PROMPT:
Go through each line of the records below and count those with the word "установить"; give only the total.

TASK MATERIAL:
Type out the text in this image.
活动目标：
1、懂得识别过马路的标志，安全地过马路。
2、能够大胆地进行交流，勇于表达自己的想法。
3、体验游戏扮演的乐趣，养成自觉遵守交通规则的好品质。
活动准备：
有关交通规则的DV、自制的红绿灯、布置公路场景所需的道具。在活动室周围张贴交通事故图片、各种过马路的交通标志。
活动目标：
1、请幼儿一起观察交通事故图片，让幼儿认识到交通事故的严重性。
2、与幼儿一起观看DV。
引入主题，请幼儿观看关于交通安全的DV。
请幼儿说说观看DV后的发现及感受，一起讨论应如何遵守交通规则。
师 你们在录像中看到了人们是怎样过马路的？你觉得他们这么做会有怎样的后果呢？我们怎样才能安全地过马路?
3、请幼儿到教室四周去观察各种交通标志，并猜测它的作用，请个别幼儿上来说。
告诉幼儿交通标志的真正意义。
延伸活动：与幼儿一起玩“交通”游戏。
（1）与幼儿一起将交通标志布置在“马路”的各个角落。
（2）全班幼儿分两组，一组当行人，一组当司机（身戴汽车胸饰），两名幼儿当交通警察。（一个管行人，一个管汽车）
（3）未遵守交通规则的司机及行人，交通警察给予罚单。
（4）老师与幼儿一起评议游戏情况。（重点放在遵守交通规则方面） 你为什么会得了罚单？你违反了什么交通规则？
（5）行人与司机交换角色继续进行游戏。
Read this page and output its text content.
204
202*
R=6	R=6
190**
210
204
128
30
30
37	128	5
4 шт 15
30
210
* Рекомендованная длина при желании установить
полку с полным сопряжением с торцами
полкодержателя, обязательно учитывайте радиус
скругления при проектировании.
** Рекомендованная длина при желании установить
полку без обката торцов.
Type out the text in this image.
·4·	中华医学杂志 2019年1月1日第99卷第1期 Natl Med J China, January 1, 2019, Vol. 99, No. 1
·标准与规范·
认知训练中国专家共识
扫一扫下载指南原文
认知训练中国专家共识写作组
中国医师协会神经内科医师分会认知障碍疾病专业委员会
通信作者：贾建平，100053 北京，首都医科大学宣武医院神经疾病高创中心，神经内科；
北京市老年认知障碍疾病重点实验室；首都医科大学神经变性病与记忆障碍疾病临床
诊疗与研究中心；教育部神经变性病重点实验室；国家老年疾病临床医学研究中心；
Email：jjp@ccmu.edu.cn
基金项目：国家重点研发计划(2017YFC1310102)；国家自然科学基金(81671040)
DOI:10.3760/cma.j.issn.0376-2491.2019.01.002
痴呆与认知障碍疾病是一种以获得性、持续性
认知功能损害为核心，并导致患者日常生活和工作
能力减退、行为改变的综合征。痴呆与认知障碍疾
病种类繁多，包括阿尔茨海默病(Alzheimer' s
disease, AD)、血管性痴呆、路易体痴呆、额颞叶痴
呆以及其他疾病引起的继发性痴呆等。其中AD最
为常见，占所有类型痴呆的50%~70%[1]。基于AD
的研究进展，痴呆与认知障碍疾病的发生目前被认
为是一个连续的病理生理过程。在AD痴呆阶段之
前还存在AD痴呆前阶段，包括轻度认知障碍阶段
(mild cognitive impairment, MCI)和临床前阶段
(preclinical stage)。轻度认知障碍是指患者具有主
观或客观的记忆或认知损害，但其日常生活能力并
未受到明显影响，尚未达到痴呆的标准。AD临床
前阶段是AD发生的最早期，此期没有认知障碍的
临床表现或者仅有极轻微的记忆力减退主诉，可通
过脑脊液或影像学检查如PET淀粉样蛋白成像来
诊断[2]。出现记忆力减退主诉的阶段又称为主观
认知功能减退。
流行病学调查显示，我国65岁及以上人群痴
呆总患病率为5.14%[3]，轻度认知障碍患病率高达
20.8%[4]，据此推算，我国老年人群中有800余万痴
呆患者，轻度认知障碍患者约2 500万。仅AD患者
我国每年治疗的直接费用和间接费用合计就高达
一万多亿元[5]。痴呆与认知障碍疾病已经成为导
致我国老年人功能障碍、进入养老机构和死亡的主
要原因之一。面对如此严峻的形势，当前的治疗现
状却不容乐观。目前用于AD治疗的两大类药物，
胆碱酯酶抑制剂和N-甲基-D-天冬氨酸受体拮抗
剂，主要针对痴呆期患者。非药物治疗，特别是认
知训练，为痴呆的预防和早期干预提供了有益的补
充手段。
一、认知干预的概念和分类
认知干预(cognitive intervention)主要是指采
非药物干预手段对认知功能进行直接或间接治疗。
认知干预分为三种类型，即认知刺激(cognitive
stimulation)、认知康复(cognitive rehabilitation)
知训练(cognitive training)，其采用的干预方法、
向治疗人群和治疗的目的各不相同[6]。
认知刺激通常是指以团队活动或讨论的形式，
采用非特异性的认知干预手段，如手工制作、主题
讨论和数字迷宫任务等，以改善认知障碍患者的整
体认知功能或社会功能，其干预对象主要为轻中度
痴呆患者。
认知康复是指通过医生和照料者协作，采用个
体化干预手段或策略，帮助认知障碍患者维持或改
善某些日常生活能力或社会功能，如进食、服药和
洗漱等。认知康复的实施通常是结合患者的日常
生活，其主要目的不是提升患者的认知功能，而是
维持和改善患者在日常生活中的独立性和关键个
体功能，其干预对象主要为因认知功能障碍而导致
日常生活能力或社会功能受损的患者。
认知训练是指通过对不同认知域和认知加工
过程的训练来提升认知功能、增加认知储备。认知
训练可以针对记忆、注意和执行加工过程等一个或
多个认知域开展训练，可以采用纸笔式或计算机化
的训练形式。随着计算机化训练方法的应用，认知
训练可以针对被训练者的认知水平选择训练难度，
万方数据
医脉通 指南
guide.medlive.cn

SOLVED EXERCISE:
2